# bhyve and OpenBSD



## ikevin8me (Jan 24, 2014)

I'm interested in installing OpenBSD on bhyve. However, the documentation @ http://bhyve.org/tools/ seems to be too scant. Any detailed information or tutorial somewhere on how to install an OS using bhyve?


----------



## ondra_knezour (Jan 24, 2014)

See http://www.bsdnow.tv/tutorials/bhyve


----------



## ikevin8me (Jan 25, 2014)

Thanks, ondra_knezour, the tutorial had been helpful. I have another question: instead of using a pre-made image (like the one for OpenBSD, "flashimg.amd64-20131014.bz2", how can I create my own image? I mean, I prefer to always download the latest OpenBSD from the site, create the image and use it with bhyve? Any instructions or information on that?


----------



## ondra_knezour (Jan 25, 2014)

Never used any of the following, but may give you some insights:

https://github.com/openbsd/flashboot
http://www.nmedia.net/flashrd/
http://liveusb-openbsd.sourceforge.net/
https://docs.google.com/document/d/1yO3 ... iDTSY/edit
http://www.openbsd.org/faq/faq14.html#flashmem
http://www.kernel-panic.it/software/bowlfish/docs.html


----------



## ikevin8me (Jan 25, 2014)

Thanks, ondra_knezour! Looks like there are lots to study and experiment! I think I got the point: I have to somehow make OpenBSD into a flash image. Then, use that image for bhyve. Excuse me, but I just have another question to clarify: do I have to modify anything, ie. I mean the OpenBSD kernel or install something?


----------

OBJECTIVES:
(A) Copy the bhyve thread, starting at the words "# bhyve and" and stopping after "OS using bhyve?", and rename "OpenBSD" to "NetBSD" everywhere in that stretch.
(B) Answer these from the bhyve thread:
(i) On what date did ikevin8me first post?
(ii) What is the file name of the pre-made OpenBSD image ikevin8me mentions?
(iii) What link did ondra_knezour give in the first reply?
The entries after this thread aren't needed.

ENTRIES SHOWN:
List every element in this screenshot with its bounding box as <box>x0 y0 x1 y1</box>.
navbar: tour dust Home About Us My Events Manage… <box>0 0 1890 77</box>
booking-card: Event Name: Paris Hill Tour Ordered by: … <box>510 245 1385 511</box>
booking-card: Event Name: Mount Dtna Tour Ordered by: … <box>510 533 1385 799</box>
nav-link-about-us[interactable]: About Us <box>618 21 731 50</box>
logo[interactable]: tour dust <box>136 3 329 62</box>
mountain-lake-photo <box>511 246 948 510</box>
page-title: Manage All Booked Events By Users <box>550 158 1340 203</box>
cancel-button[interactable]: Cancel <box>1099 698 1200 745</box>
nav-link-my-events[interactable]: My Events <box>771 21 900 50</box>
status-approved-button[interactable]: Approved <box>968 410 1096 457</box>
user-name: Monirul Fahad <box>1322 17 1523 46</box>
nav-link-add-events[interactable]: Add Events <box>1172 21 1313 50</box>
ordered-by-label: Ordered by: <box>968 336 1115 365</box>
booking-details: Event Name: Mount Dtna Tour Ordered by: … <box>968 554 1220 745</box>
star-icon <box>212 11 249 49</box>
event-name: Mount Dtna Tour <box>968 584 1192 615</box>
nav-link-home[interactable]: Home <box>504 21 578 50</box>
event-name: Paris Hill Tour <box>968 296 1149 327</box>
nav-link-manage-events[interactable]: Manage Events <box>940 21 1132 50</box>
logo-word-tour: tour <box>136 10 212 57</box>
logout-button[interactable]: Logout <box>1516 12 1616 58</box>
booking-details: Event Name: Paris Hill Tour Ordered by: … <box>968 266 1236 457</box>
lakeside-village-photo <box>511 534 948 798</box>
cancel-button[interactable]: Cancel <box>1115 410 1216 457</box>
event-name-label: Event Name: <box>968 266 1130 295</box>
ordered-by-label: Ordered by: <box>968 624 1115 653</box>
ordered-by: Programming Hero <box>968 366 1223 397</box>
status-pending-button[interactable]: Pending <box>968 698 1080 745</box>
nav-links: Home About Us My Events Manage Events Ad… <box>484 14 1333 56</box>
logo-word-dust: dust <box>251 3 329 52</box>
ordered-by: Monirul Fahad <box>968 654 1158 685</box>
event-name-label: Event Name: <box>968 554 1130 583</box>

ANSWER LIST:
(A)
# bhyve and NetBSD



## ikevin8me (Jan 24, 2014)

I'm interested in installing NetBSD on bhyve. However, the documentation @ http://bhyve.org/tools/ seems to be too scant. Any detailed information or tutorial somewhere on how to install an OS using bhyve?

(B)
(i) Jan 24, 2014
(ii) flashimg.amd64-20131014.bz2
(iii) http://www.bsdnow.tv/tutorials/bhyve